• [Consegna A] Puoi inserire in una tabella Markdown le voci dalla prima riga fino alla riga con "- day-number: 30: [455, 377, 554, 389]", inclusa, usando le colonne "N." per il numero di riga e "Riga" per il contenuto e tralasciando le righe vuote?

• [Testo da leggere]
Solo la paura sostiene i Bund?

Ma siamo davvero di fronte solamente a un caso di “fly to quality”? In altre parole, gli investitori starebbero acquistando i titoli tedeschi per la loro solidità, godendo del rating “AAA”, o ci sarebbe dietro qualcos’altro? Di certo, c’è che le finanze statali tedesche siano tra le più invidiabili al mondo.

Quest’anno, il rapporto debito/pil in Germania dovrebbe scendere sotto il 60%, un caso più unico che raro tra le grandi economie del pianeta. E se si guarda ai conti annuali, si rimane ancora più positivamente sorpresi. Berlino chiude il bilancio federale in attivo sin dal 2014 e il debito pubblico scende costantemente persino in valore assoluto dopo il 2012.

Perché i Bund della Germania avrebbero perso la funzione di segnale su tassi e cambio nell’Eurozona

Avete presente l’orologio del debito, che molti istituti di statistica nel mondo attivano per segnalare ai contribuenti dei rispettivi stati di quanto crescano le esposizioni pubbliche di secondo in secondo, minuto in minuto, etc.? Ecco, in Germania va indietro, cioè con il trascorrere dei secondi, anziché indebitarsi, i tedeschi di sdebitano sempre più. Basterebbe questo dato forse per capire come mai i Bund vadano così a ruba. In un mondo in cui il debito pubblico e privato non fa che crescere, l’economia tedesca segnala di distinguersi, con famiglie, imprese e stato ad attenersi fedelmente alla propria proverbiale austerità.

• [Voci da elaborare]
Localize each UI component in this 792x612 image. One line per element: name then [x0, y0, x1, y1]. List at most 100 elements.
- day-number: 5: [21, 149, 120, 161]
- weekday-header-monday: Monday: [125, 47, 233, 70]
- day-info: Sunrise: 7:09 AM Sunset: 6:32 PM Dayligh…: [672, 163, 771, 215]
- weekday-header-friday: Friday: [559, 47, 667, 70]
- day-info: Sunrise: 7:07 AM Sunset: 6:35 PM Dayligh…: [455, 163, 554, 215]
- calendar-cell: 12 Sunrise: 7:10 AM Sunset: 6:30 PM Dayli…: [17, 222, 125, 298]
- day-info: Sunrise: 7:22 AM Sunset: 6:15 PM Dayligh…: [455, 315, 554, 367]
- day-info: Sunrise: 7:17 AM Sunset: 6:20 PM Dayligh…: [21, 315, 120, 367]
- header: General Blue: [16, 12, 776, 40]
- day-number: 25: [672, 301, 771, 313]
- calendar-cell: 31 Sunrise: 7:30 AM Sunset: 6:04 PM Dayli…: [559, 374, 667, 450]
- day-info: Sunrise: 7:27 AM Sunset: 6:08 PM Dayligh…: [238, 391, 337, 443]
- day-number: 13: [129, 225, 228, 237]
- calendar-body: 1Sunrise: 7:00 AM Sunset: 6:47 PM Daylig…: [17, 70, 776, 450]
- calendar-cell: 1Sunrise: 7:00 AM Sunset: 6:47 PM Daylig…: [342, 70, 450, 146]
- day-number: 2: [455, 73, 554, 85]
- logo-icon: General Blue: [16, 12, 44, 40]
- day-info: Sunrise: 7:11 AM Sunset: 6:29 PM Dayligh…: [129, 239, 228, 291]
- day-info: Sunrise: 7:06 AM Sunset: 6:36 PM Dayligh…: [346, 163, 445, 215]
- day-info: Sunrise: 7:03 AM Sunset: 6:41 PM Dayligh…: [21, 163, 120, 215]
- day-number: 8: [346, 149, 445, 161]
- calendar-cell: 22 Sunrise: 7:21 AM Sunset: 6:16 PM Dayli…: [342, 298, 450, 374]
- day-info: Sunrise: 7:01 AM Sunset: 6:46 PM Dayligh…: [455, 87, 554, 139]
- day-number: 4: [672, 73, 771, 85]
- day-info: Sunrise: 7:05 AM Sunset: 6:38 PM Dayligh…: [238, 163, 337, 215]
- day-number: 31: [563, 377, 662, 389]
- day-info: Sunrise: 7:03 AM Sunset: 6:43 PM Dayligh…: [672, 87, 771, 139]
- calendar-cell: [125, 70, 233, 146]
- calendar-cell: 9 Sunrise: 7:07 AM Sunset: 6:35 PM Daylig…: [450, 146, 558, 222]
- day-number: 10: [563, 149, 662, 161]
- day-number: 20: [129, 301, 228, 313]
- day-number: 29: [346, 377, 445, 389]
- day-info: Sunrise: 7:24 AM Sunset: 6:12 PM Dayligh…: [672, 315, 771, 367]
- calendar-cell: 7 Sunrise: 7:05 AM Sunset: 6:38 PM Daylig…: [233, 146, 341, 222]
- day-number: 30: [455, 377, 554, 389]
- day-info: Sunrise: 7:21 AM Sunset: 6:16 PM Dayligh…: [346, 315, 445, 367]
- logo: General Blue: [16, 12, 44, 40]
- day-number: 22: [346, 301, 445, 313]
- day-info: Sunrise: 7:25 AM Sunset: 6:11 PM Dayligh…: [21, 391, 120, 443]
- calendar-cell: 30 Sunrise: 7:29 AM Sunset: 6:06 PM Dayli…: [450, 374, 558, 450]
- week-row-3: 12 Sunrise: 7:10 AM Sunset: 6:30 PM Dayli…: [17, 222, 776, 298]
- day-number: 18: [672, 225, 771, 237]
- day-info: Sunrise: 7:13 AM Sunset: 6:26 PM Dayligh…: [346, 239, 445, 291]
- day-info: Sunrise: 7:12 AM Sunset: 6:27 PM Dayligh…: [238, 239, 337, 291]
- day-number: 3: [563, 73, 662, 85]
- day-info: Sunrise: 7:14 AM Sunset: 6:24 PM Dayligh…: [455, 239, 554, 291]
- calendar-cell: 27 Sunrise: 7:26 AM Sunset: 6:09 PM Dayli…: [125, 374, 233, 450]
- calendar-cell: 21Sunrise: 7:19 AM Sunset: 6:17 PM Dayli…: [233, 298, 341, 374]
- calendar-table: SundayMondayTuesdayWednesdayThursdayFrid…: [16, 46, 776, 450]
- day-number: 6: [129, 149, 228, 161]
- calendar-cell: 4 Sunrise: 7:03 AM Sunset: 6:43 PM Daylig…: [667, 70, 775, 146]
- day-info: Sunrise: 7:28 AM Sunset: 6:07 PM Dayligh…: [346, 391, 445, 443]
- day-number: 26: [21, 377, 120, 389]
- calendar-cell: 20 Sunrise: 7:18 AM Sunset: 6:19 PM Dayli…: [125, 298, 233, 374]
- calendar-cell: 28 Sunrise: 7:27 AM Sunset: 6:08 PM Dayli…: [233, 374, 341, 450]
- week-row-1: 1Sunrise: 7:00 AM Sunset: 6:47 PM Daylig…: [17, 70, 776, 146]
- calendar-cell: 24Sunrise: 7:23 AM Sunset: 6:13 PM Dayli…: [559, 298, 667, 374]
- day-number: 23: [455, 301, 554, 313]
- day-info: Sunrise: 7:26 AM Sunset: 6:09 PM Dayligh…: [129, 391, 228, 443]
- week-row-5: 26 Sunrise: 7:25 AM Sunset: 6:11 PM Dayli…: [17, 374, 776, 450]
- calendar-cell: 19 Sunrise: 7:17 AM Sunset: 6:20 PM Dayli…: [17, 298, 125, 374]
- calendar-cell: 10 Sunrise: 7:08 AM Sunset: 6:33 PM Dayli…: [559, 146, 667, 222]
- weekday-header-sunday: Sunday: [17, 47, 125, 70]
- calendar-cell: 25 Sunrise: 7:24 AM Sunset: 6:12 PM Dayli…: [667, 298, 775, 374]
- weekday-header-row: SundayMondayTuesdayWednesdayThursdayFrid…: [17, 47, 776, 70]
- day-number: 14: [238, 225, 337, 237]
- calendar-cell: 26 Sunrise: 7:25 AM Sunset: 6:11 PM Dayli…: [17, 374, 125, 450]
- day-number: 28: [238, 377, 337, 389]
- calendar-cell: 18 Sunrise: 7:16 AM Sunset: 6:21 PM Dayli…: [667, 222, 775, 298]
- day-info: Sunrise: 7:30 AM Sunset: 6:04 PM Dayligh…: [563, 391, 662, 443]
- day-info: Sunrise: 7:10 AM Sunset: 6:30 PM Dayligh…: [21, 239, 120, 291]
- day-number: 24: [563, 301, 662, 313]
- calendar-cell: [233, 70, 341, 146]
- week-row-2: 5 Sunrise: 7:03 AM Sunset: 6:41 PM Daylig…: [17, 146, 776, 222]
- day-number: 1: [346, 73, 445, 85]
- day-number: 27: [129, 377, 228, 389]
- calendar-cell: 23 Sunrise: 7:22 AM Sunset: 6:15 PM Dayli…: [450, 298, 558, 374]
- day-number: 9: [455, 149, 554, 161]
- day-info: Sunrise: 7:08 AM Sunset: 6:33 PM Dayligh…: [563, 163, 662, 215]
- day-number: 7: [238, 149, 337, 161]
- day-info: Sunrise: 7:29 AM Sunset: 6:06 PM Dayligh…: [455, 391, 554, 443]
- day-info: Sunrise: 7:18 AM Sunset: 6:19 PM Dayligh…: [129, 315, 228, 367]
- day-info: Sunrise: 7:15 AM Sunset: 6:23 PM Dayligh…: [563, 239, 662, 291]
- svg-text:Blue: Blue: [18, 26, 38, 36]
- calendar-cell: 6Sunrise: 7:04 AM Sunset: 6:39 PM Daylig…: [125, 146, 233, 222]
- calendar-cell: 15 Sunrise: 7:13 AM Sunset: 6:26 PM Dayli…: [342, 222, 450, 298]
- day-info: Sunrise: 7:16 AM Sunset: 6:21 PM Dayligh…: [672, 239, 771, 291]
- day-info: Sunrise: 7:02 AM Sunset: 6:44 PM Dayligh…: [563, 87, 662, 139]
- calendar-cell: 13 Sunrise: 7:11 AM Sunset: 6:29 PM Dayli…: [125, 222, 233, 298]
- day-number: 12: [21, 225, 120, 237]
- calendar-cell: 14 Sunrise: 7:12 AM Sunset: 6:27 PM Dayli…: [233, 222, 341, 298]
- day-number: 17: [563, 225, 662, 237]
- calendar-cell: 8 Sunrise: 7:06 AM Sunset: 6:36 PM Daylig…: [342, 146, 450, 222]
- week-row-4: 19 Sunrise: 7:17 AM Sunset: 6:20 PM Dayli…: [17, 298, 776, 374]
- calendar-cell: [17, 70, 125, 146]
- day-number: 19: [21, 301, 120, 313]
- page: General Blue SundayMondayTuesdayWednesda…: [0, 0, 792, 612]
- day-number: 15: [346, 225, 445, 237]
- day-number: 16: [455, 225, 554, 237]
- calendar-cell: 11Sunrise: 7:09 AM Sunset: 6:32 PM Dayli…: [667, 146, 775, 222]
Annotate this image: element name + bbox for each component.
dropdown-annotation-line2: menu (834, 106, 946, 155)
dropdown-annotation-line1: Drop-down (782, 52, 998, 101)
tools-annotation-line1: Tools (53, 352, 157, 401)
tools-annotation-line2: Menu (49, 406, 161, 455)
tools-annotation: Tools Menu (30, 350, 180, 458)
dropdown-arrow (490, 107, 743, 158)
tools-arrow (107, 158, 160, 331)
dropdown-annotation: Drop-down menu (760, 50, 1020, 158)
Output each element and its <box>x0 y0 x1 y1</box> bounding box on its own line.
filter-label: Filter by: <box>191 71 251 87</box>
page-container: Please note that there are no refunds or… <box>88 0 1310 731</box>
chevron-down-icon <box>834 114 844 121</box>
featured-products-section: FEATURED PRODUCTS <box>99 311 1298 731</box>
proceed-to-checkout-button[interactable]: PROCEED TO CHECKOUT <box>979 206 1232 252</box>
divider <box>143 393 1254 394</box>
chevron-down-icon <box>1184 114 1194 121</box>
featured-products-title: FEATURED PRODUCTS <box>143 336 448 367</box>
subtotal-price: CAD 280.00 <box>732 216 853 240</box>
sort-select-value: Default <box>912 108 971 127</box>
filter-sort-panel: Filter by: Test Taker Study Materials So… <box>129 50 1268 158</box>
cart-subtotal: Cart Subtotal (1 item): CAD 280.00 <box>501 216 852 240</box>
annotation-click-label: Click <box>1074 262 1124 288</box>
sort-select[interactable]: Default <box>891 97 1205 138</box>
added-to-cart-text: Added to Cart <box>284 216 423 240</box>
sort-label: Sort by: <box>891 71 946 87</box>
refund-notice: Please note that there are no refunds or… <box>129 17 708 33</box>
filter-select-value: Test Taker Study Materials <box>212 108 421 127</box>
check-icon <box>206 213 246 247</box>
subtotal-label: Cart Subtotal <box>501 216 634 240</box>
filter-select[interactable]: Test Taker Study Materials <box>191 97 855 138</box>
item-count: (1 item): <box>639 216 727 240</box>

• [Consegna B] Puoi scrivere il seguito del testo sui Bund tedeschi, partendo subito dopo la sua ultima frase?

• [Risposta all'esercizio A]
| N. | Riga |
|---|---|
| 1 | Localize each UI component in this 792x612 image. One line per element: name then [x0, y0, x1, y1]. List at most 100 elements. |
| 2 | - day-number: 5: [21, 149, 120, 161] |
| 3 | - weekday-header-monday: Monday: [125, 47, 233, 70] |
| 4 | - day-info: Sunrise: 7:09 AM Sunset: 6:32 PM Dayligh…: [672, 163, 771, 215] |
| 5 | - weekday-header-friday: Friday: [559, 47, 667, 70] |
| 6 | - day-info: Sunrise: 7:07 AM Sunset: 6:35 PM Dayligh…: [455, 163, 554, 215] |
| 7 | - calendar-cell: 12 Sunrise: 7:10 AM Sunset: 6:30 PM Dayli…: [17, 222, 125, 298] |
| 8 | - day-info: Sunrise: 7:22 AM Sunset: 6:15 PM Dayligh…: [455, 315, 554, 367] |
| 9 | - day-info: Sunrise: 7:17 AM Sunset: 6:20 PM Dayligh…: [21, 315, 120, 367] |
| 10 | - header: General Blue: [16, 12, 776, 40] |
| 11 | - day-number: 25: [672, 301, 771, 313] |
| 12 | - calendar-cell: 31 Sunrise: 7:30 AM Sunset: 6:04 PM Dayli…: [559, 374, 667, 450] |
| 13 | - day-info: Sunrise: 7:27 AM Sunset: 6:08 PM Dayligh…: [238, 391, 337, 443] |
| 14 | - day-number: 13: [129, 225, 228, 237] |
| 15 | - calendar-body: 1Sunrise: 7:00 AM Sunset: 6:47 PM Daylig…: [17, 70, 776, 450] |
| 16 | - calendar-cell: 1Sunrise: 7:00 AM Sunset: 6:47 PM Daylig…: [342, 70, 450, 146] |
| 17 | - day-number: 2: [455, 73, 554, 85] |
| 18 | - logo-icon: General Blue: [16, 12, 44, 40] |
| 19 | - day-info: Sunrise: 7:11 AM Sunset: 6:29 PM Dayligh…: [129, 239, 228, 291] |
| 20 | - day-info: Sunrise: 7:06 AM Sunset: 6:36 PM Dayligh…: [346, 163, 445, 215] |
| 21 | - day-info: Sunrise: 7:03 AM Sunset: 6:41 PM Dayligh…: [21, 163, 120, 215] |
| 22 | - day-number: 8: [346, 149, 445, 161] |
| 23 | - calendar-cell: 22 Sunrise: 7:21 AM Sunset: 6:16 PM Dayli…: [342, 298, 450, 374] |
| 24 | - day-info: Sunrise: 7:01 AM Sunset: 6:46 PM Dayligh…: [455, 87, 554, 139] |
| 25 | - day-number: 4: [672, 73, 771, 85] |
| 26 | - day-info: Sunrise: 7:05 AM Sunset: 6:38 PM Dayligh…: [238, 163, 337, 215] |
| 27 | - day-number: 31: [563, 377, 662, 389] |
| 28 | - day-info: Sunrise: 7:03 AM Sunset: 6:43 PM Dayligh…: [672, 87, 771, 139] |
| 29 | - calendar-cell: [125, 70, 233, 146] |
| 30 | - calendar-cell: 9 Sunrise: 7:07 AM Sunset: 6:35 PM Daylig…: [450, 146, 558, 222] |
| 31 | - day-number: 10: [563, 149, 662, 161] |
| 32 | - day-number: 20: [129, 301, 228, 313] |
| 33 | - day-number: 29: [346, 377, 445, 389] |
| 34 | - day-info: Sunrise: 7:24 AM Sunset: 6:12 PM Dayligh…: [672, 315, 771, 367] |
| 35 | - calendar-cell: 7 Sunrise: 7:05 AM Sunset: 6:38 PM Daylig…: [233, 146, 341, 222] |
| 36 | - day-number: 30: [455, 377, 554, 389] |

• [Risposta all'esercizio B]
Debiti “efficienti” in Germania

Ma il debito, sostengono in molti, serve anche a crescere e non dovrebbe essere guardato solo con occhi negativi. Guardiamo com’è andata in Italia, Francia e Germania negli ultimi 20 anni, cioè da quando è nato formalmente l’euro. Nel nostro Paese, tra la fine del 1998 e la fine del 2008, il debito pubblico aumentò di oltre 413 miliardi, il pil di poco più di 500. Pertanto, ogni euro di debito generò allora 1,21 euro di ricchezza. Dal 2009 al dicembre scorso, invece, il debito è cresciuto di oltre 645 miliardi, mentre il pil di appena 122. Di conseguenza, ricaviamo che per ogni euro di debito, la ricchezza generata è crollata ad appena 19 centesimi.

In Francia, il primo decennio nell’euro comportò 541 miliardi di debito pubblico e quasi 650 in più di pil, per cui anche in questo caso un euro in più del primo generò 1,20 euro di ricchezza. Da allora, però, il rapporto è crollato a meno di 37 centesimi, il doppio che in Italia, ma poco più di un quarto del decennio precedente. E in Germania? I 470 miliardi di maggiore debito pubblico al 2008 avevano generato 557 miliardi di ricchezza, segnalando un rapporto di 1,19, persino di poco inferiore a quello di Italia e Francia. Successivamente, invece, il debito è cresciuto “solo” di 381 miliardi, ma il pil di ben quasi 825, pari a un rapporto di 2,16. E se restringiamo l’analisi agli ultimi 6 anni, troviamo che il debito si è ridotto di 150 miliardi, mentre il pil risulta cresciuto di quasi 628 miliardi. In soldoni, per ogni 4,18 euro di ricchezza in più, i tedeschi riducono di 1 euro il loro debito pubblico.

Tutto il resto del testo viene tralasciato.